▶ WORK TO DO
Here are some records; quote them exactly, leaving out the pictures.

** START OF INPUT DATA **

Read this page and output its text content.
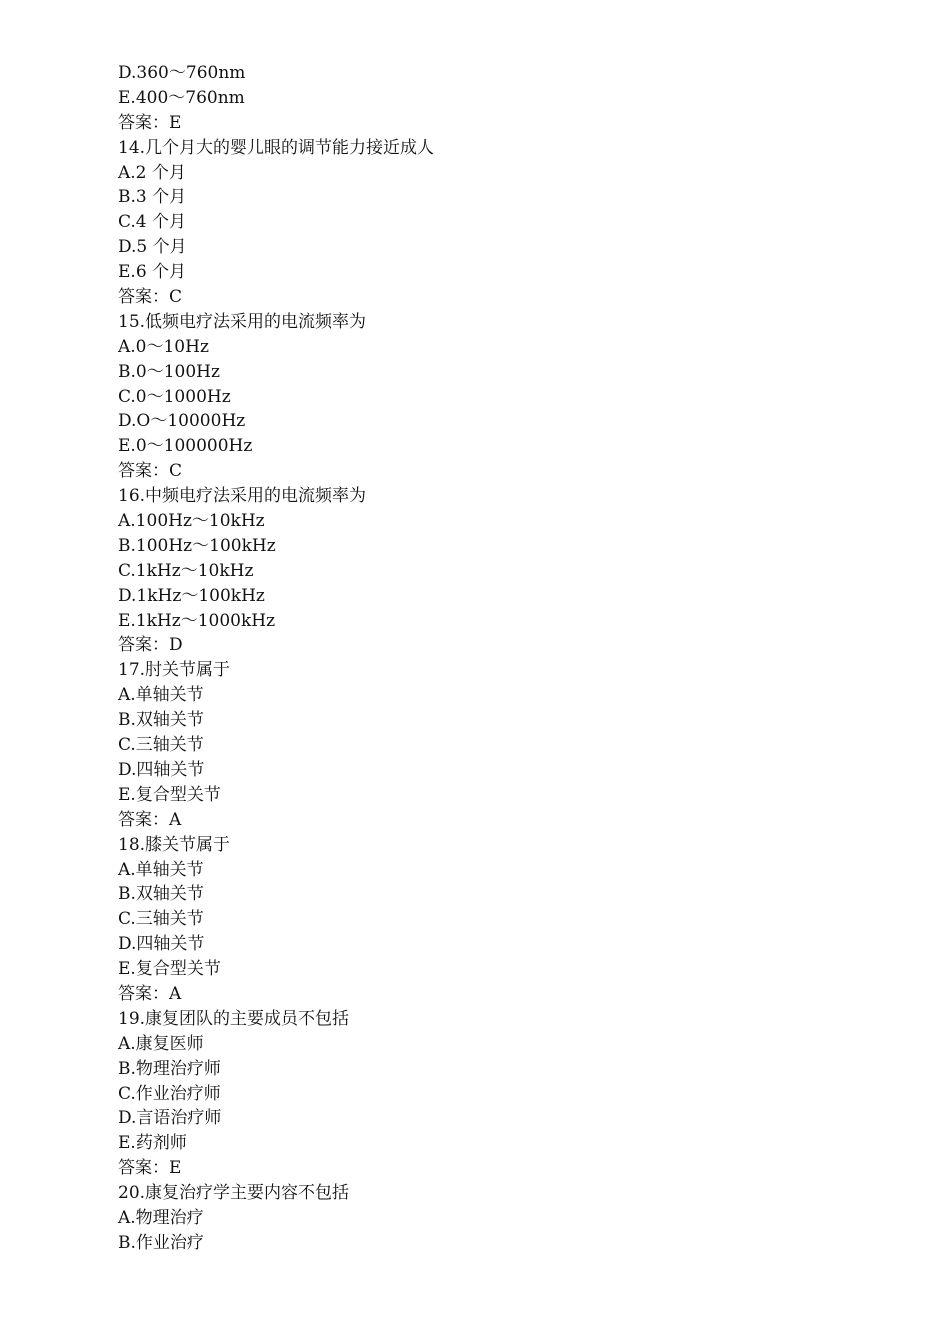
D.360～760nm
E.400～760nm
答案：E
14.几个月大的婴儿眼的调节能力接近成人
A.2 个月
B.3 个月
C.4 个月
D.5 个月
E.6 个月
答案：C
15.低频电疗法采用的电流频率为
A.0～10Hz
B.0～100Hz
C.0～1000Hz
D.O～10000Hz
E.0～100000Hz
答案：C
16.中频电疗法采用的电流频率为
A.100Hz～10kHz
B.100Hz～100kHz
C.1kHz～10kHz
D.1kHz～100kHz
E.1kHz～1000kHz
答案：D
17.肘关节属于
A.单轴关节
B.双轴关节
C.三轴关节
D.四轴关节
E.复合型关节
答案：A
18.膝关节属于
A.单轴关节
B.双轴关节
C.三轴关节
D.四轴关节
E.复合型关节
答案：A
19.康复团队的主要成员不包括
A.康复医师
B.物理治疗师
C.作业治疗师
D.言语治疗师
E.药剂师
答案：E
20.康复治疗学主要内容不包括
A.物理治疗
B.作业治疗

** END OF INPUT DATA **

▶ ANSWER TO THE TASK
Read this page and output its text content.
D.360～760nm
E.400～760nm
答案：E
14.几个月大的婴儿眼的调节能力接近成人
A.2 个月
B.3 个月
C.4 个月
D.5 个月
E.6 个月
答案：C
15.低频电疗法采用的电流频率为
A.0～10Hz
B.0～100Hz
C.0～1000Hz
D.O～10000Hz
E.0～100000Hz
答案：C
16.中频电疗法采用的电流频率为
A.100Hz～10kHz
B.100Hz～100kHz
C.1kHz～10kHz
D.1kHz～100kHz
E.1kHz～1000kHz
答案：D
17.肘关节属于
A.单轴关节
B.双轴关节
C.三轴关节
D.四轴关节
E.复合型关节
答案：A
18.膝关节属于
A.单轴关节
B.双轴关节
C.三轴关节
D.四轴关节
E.复合型关节
答案：A
19.康复团队的主要成员不包括
A.康复医师
B.物理治疗师
C.作业治疗师
D.言语治疗师
E.药剂师
答案：E
20.康复治疗学主要内容不包括
A.物理治疗
B.作业治疗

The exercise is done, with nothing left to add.